> _Work to do_
Go through the records and extract every line with the word "crossed".

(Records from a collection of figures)
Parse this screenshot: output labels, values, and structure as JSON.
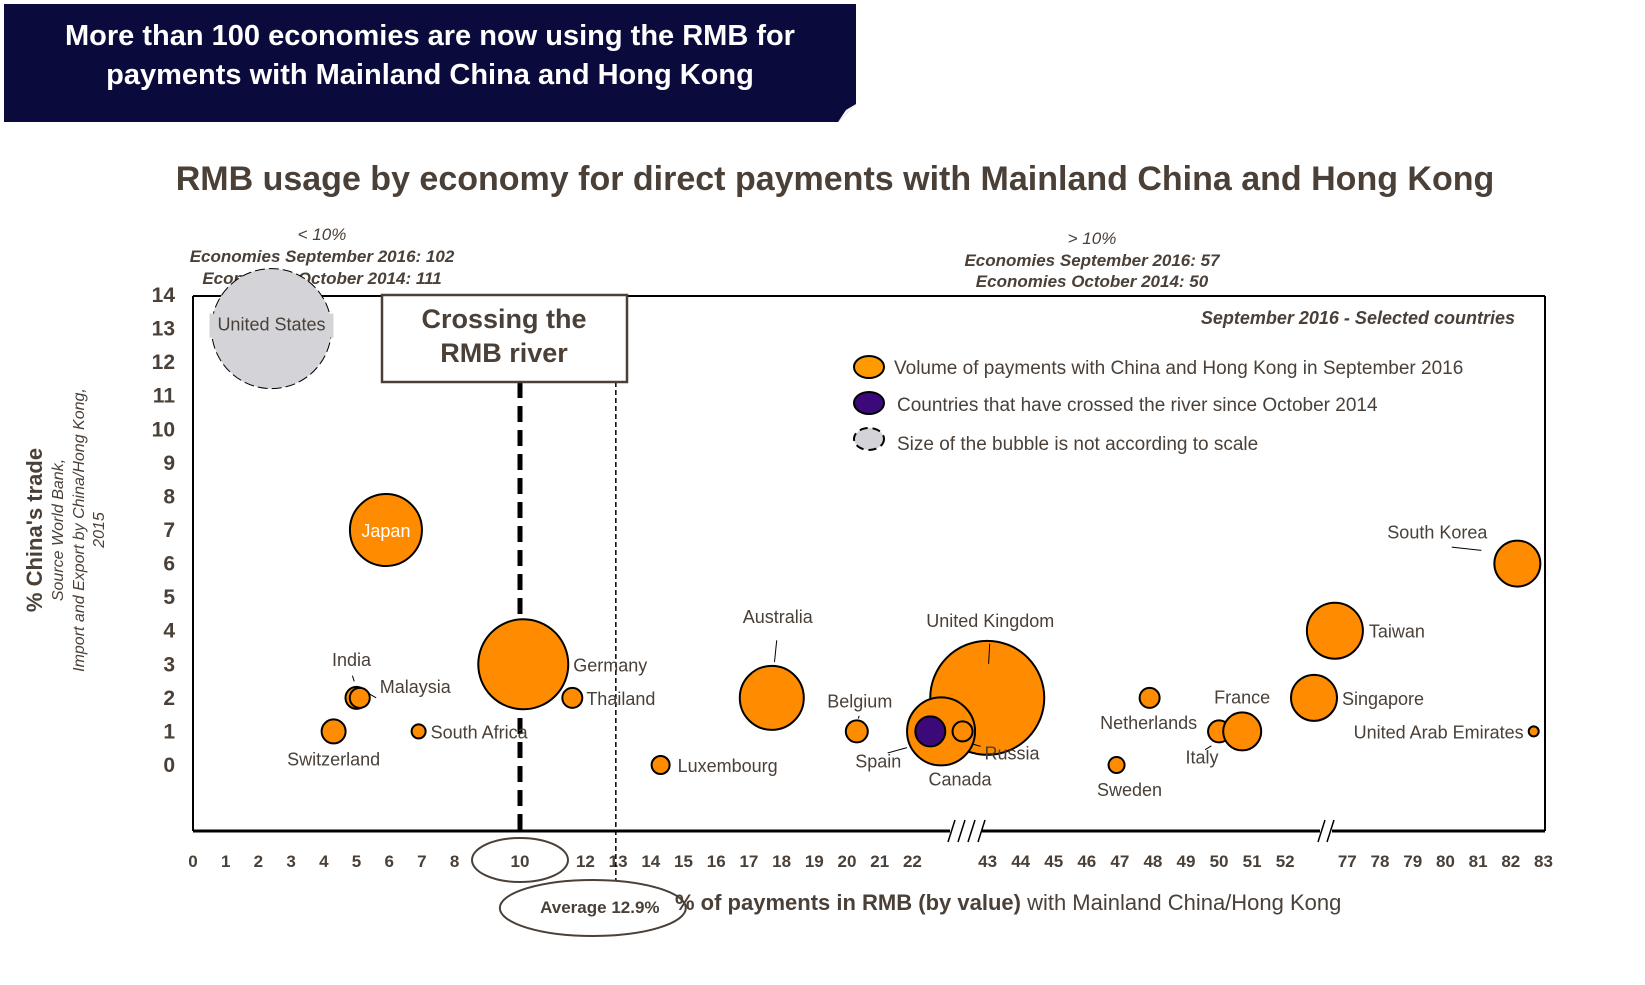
{
  "banner": {
    "line1": "More than 100 economies are now using the RMB for",
    "line2": "payments with Mainland China and Hong Kong"
  },
  "chart_data": {
    "type": "scatter",
    "subtype": "bubble",
    "title": "RMB usage by economy for direct payments with Mainland China and Hong Kong",
    "xlabel_bold": "% of payments in RMB (by value)",
    "xlabel_rest": " with Mainland China/Hong Kong",
    "ylabel": "% China's trade",
    "ylabel_source": [
      "Source World Bank,",
      "Import and Export by China/Hong Kong,",
      "2015"
    ],
    "y_ticks": [
      0,
      1,
      2,
      3,
      4,
      5,
      6,
      7,
      8,
      9,
      10,
      11,
      12,
      13,
      14
    ],
    "ylim": [
      -2,
      14
    ],
    "x_ticks": [
      0,
      1,
      2,
      3,
      4,
      5,
      6,
      7,
      8,
      10,
      12,
      13,
      14,
      15,
      16,
      17,
      18,
      19,
      20,
      21,
      22,
      43,
      44,
      45,
      46,
      47,
      48,
      49,
      50,
      51,
      52,
      77,
      78,
      79,
      80,
      81,
      82,
      83
    ],
    "x_axis_breaks": [
      "22-43",
      "52-77"
    ],
    "left_note": {
      "line1": "< 10%",
      "line2": "Economies September 2016: 102",
      "line3": "Economies October 2014: 111"
    },
    "right_note": {
      "line1": "> 10%",
      "line2": "Economies September 2016: 57",
      "line3": "Economies October 2014: 50"
    },
    "river_box": {
      "line1": "Crossing the",
      "line2": "RMB river"
    },
    "river_x": 10,
    "river_tick_label": "10",
    "average_x": 12.9,
    "average_label": "Average 12.9%",
    "panel_subtitle": "September 2016 - Selected countries",
    "legend": [
      {
        "label": "Volume of payments with China and Hong Kong in September 2016",
        "color": "#ff8c00"
      },
      {
        "label": "Countries that have crossed the river since October 2014",
        "color": "#3c0a78"
      },
      {
        "label": "Size of the bubble is not according to scale",
        "color": "#d4d4d8"
      }
    ],
    "colors": {
      "volume": "#ff8c00",
      "crossed": "#3c0a78",
      "not_to_scale": "#d4d4d8",
      "text": "#4a4038",
      "banner": "#0a0a3c"
    },
    "series": [
      {
        "name": "United States",
        "x": 2.4,
        "y": 13,
        "size": 60,
        "kind": "not_to_scale"
      },
      {
        "name": "Japan",
        "x": 5.9,
        "y": 7,
        "size": 36,
        "kind": "volume"
      },
      {
        "name": "Germany",
        "x": 10.1,
        "y": 3,
        "size": 45,
        "kind": "volume"
      },
      {
        "name": "India",
        "x": 5.0,
        "y": 2,
        "size": 11,
        "kind": "volume"
      },
      {
        "name": "Malaysia",
        "x": 5.1,
        "y": 2,
        "size": 10,
        "kind": "volume"
      },
      {
        "name": "Switzerland",
        "x": 4.3,
        "y": 1,
        "size": 12,
        "kind": "volume"
      },
      {
        "name": "South Africa",
        "x": 6.9,
        "y": 1,
        "size": 7,
        "kind": "volume"
      },
      {
        "name": "Thailand",
        "x": 11.6,
        "y": 2,
        "size": 10,
        "kind": "volume"
      },
      {
        "name": "Luxembourg",
        "x": 14.3,
        "y": 0,
        "size": 9,
        "kind": "volume"
      },
      {
        "name": "Australia",
        "x": 17.7,
        "y": 2,
        "size": 32,
        "kind": "volume"
      },
      {
        "name": "Belgium",
        "x": 20.3,
        "y": 1,
        "size": 11,
        "kind": "volume"
      },
      {
        "name": "United Kingdom",
        "x": 42.9,
        "y": 2,
        "size": 57,
        "kind": "volume"
      },
      {
        "name": "Canada",
        "x": 30,
        "y": 1,
        "size": 34,
        "kind": "volume"
      },
      {
        "name": "Spain",
        "x": 27,
        "y": 1,
        "size": 15,
        "kind": "crossed"
      },
      {
        "name": "Russia",
        "x": 36,
        "y": 1,
        "size": 10,
        "kind": "outline"
      },
      {
        "name": "Netherlands",
        "x": 47.9,
        "y": 2,
        "size": 10,
        "kind": "volume"
      },
      {
        "name": "Sweden",
        "x": 46.9,
        "y": 0,
        "size": 8,
        "kind": "volume"
      },
      {
        "name": "Italy",
        "x": 50.0,
        "y": 1,
        "size": 11,
        "kind": "volume"
      },
      {
        "name": "France",
        "x": 50.7,
        "y": 1,
        "size": 19,
        "kind": "volume"
      },
      {
        "name": "Singapore",
        "x": 63.6,
        "y": 2,
        "size": 23,
        "kind": "volume"
      },
      {
        "name": "Taiwan",
        "x": 72,
        "y": 4,
        "size": 28,
        "kind": "volume"
      },
      {
        "name": "South Korea",
        "x": 82.2,
        "y": 6,
        "size": 23,
        "kind": "volume"
      },
      {
        "name": "United Arab Emirates",
        "x": 82.7,
        "y": 1,
        "size": 5,
        "kind": "volume"
      }
    ]
  }
}
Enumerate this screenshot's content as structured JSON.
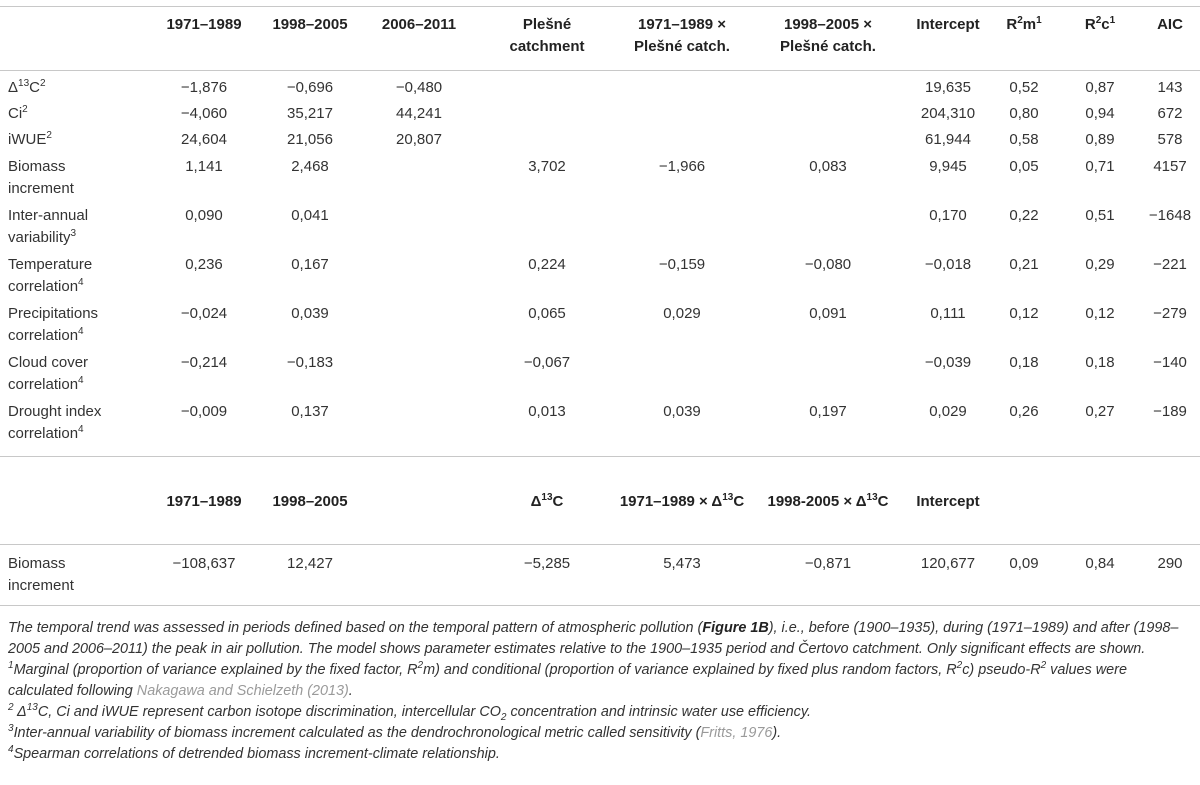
{
  "table1": {
    "header": [
      null,
      [
        {
          "b": "1971–1989"
        }
      ],
      [
        {
          "b": "1998–2005"
        }
      ],
      [
        {
          "b": "2006–2011"
        }
      ],
      [
        {
          "b": "Plešné catchment"
        }
      ],
      [
        {
          "b": "1971–1989 × Plešné catch."
        }
      ],
      [
        {
          "b": "1998–2005 × Plešné catch."
        }
      ],
      [
        {
          "b": "Intercept"
        }
      ],
      [
        {
          "b": "R"
        },
        {
          "bsup": "2"
        },
        {
          "b": "m"
        },
        {
          "bsup": "1"
        }
      ],
      [
        {
          "b": "R"
        },
        {
          "bsup": "2"
        },
        {
          "b": "c"
        },
        {
          "bsup": "1"
        }
      ],
      [
        {
          "b": "AIC"
        }
      ]
    ],
    "rows": [
      [
        [
          "Δ",
          {
            "sup": "13"
          },
          "C",
          {
            "sup": "2"
          }
        ],
        "−1,876",
        "−0,696",
        "−0,480",
        null,
        null,
        null,
        "19,635",
        "0,52",
        "0,87",
        "143"
      ],
      [
        [
          "Ci",
          {
            "sup": "2"
          }
        ],
        "−4,060",
        "35,217",
        "44,241",
        null,
        null,
        null,
        "204,310",
        "0,80",
        "0,94",
        "672"
      ],
      [
        [
          "iWUE",
          {
            "sup": "2"
          }
        ],
        "24,604",
        "21,056",
        "20,807",
        null,
        null,
        null,
        "61,944",
        "0,58",
        "0,89",
        "578"
      ],
      [
        [
          "Biomass increment"
        ],
        "1,141",
        "2,468",
        null,
        "3,702",
        "−1,966",
        "0,083",
        "9,945",
        "0,05",
        "0,71",
        "4157"
      ],
      [
        [
          "Inter-annual variability",
          {
            "sup": "3"
          }
        ],
        "0,090",
        "0,041",
        null,
        null,
        null,
        null,
        "0,170",
        "0,22",
        "0,51",
        "−1648"
      ],
      [
        [
          "Temperature correlation",
          {
            "sup": "4"
          }
        ],
        "0,236",
        "0,167",
        null,
        "0,224",
        "−0,159",
        "−0,080",
        "−0,018",
        "0,21",
        "0,29",
        "−221"
      ],
      [
        [
          "Precipitations correlation",
          {
            "sup": "4"
          }
        ],
        "−0,024",
        "0,039",
        null,
        "0,065",
        "0,029",
        "0,091",
        "0,111",
        "0,12",
        "0,12",
        "−279"
      ],
      [
        [
          "Cloud cover correlation",
          {
            "sup": "4"
          }
        ],
        "−0,214",
        "−0,183",
        null,
        "−0,067",
        null,
        null,
        "−0,039",
        "0,18",
        "0,18",
        "−140"
      ],
      [
        [
          "Drought index correlation",
          {
            "sup": "4"
          }
        ],
        "−0,009",
        "0,137",
        null,
        "0,013",
        "0,039",
        "0,197",
        "0,029",
        "0,26",
        "0,27",
        "−189"
      ]
    ]
  },
  "table2": {
    "header": [
      null,
      [
        {
          "b": "1971–1989"
        }
      ],
      [
        {
          "b": "1998–2005"
        }
      ],
      null,
      [
        {
          "b": "Δ"
        },
        {
          "bsup": "13"
        },
        {
          "b": "C"
        }
      ],
      [
        {
          "b": "1971–1989 × Δ"
        },
        {
          "bsup": "13"
        },
        {
          "b": "C"
        }
      ],
      [
        {
          "b": "1998-2005 × Δ"
        },
        {
          "bsup": "13"
        },
        {
          "b": "C"
        }
      ],
      [
        {
          "b": "Intercept"
        }
      ],
      null,
      null,
      null
    ],
    "rows": [
      [
        [
          "Biomass increment"
        ],
        "−108,637",
        "12,427",
        null,
        "−5,285",
        "5,473",
        "−0,871",
        "120,677",
        "0,09",
        "0,84",
        "290"
      ]
    ]
  },
  "notes": [
    [
      "The temporal trend was assessed in periods defined based on the temporal pattern of atmospheric pollution (",
      {
        "b": "Figure 1B"
      },
      "), i.e., before (1900–1935), during (1971–1989) and after (1998–2005 and 2006–2011) the peak in air pollution. The model shows parameter estimates relative to the 1900–1935 period and Čertovo catchment. Only significant effects are shown."
    ],
    [
      {
        "sup": "1"
      },
      "Marginal (proportion of variance explained by the fixed factor, R",
      {
        "sup": "2"
      },
      "m) and conditional (proportion of variance explained by fixed plus random factors, R",
      {
        "sup": "2"
      },
      "c) pseudo-R",
      {
        "sup": "2"
      },
      " values were calculated following ",
      {
        "link": "Nakagawa and Schielzeth (2013)"
      },
      "."
    ],
    [
      {
        "sup": "2"
      },
      " Δ",
      {
        "sup": "13"
      },
      "C, Ci and iWUE represent carbon isotope discrimination, intercellular CO",
      {
        "sub": "2"
      },
      " concentration and intrinsic water use efficiency."
    ],
    [
      {
        "sup": "3"
      },
      "Inter-annual variability of biomass increment calculated as the dendrochronological metric called sensitivity (",
      {
        "link": "Fritts, 1976"
      },
      ")."
    ],
    [
      {
        "sup": "4"
      },
      "Spearman correlations of detrended biomass increment-climate relationship."
    ]
  ]
}
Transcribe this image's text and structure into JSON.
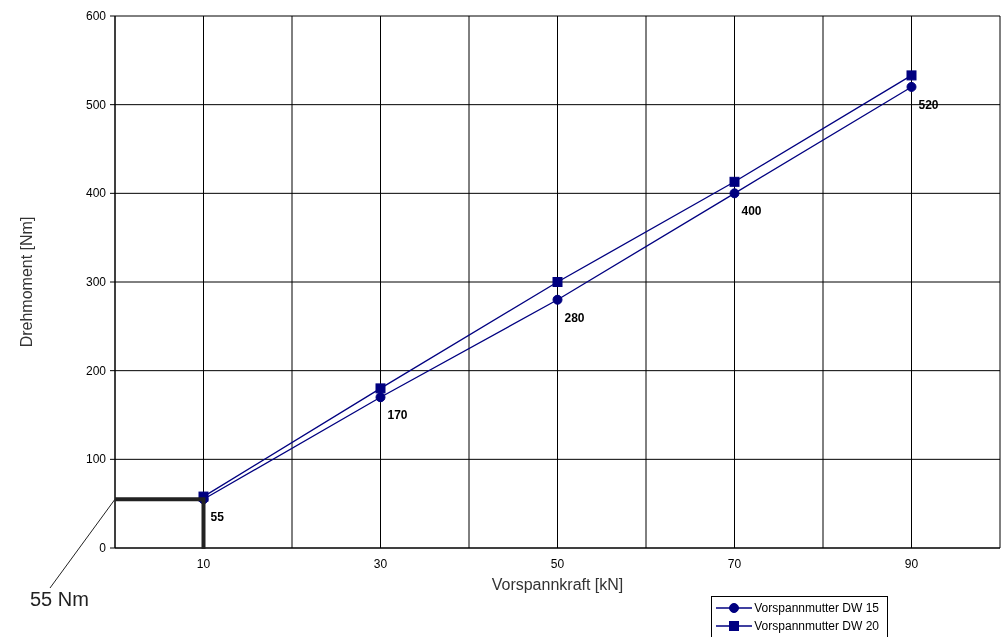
{
  "chart_data": {
    "type": "line",
    "xlabel": "Vorspannkraft [kN]",
    "ylabel": "Drehmoment [Nm]",
    "x": [
      10,
      30,
      50,
      70,
      90
    ],
    "series": [
      {
        "name": "Vorspannmutter DW 15",
        "color": "#000080",
        "marker": "circle",
        "values": [
          55,
          170,
          280,
          400,
          520
        ],
        "value_labels": [
          "55",
          "170",
          "280",
          "400",
          "520"
        ]
      },
      {
        "name": "Vorspannmutter DW 20",
        "color": "#000080",
        "marker": "square",
        "values": [
          58,
          180,
          300,
          413,
          533
        ]
      }
    ],
    "xlim": [
      0,
      100
    ],
    "xticks": [
      {
        "value": 0,
        "label": null
      },
      10,
      {
        "value": 20,
        "label": null
      },
      30,
      {
        "value": 40,
        "label": null
      },
      50,
      {
        "value": 60,
        "label": null
      },
      70,
      {
        "value": 80,
        "label": null
      },
      90,
      {
        "value": 100,
        "label": null
      }
    ],
    "ylim": [
      0,
      600
    ],
    "yticks": [
      0,
      100,
      200,
      300,
      400,
      500,
      600
    ],
    "grid": true,
    "legend": "bottom right",
    "line_style": "solid",
    "annotations": [
      "55 Nm"
    ]
  }
}
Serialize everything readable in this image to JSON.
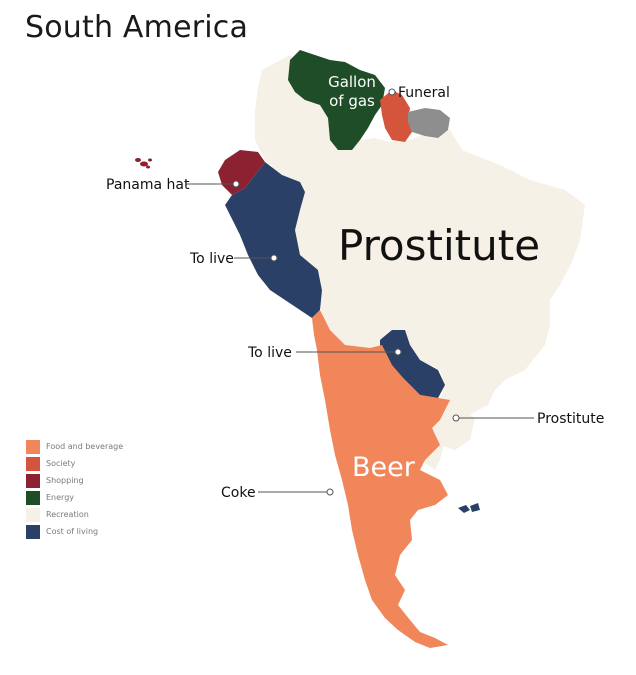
{
  "title": "South America",
  "colors": {
    "food": "#f0865a",
    "society": "#d5543c",
    "shopping": "#8b2131",
    "energy": "#1e4d28",
    "recreation": "#f6f1e6",
    "cost_of_living": "#2b4066",
    "gray": "#8e8e8e"
  },
  "labels": {
    "gallon_line1": "Gallon",
    "gallon_line2": "of gas",
    "funeral": "Funeral",
    "panama_hat": "Panama hat",
    "to_live_peru": "To live",
    "prostitute_big": "Prostitute",
    "to_live_paraguay": "To live",
    "prostitute_uruguay": "Prostitute",
    "beer": "Beer",
    "coke": "Coke"
  },
  "legend": [
    {
      "label": "Food and beverage",
      "color": "#f0865a"
    },
    {
      "label": "Society",
      "color": "#d5543c"
    },
    {
      "label": "Shopping",
      "color": "#8b2131"
    },
    {
      "label": "Energy",
      "color": "#1e4d28"
    },
    {
      "label": "Recreation",
      "color": "#f6f1e6"
    },
    {
      "label": "Cost of living",
      "color": "#2b4066"
    }
  ]
}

> _In response_
        "label": "Countries that have crossed the river since October 2014",
      "crossed": "#3c0a78",
        "kind": "crossed"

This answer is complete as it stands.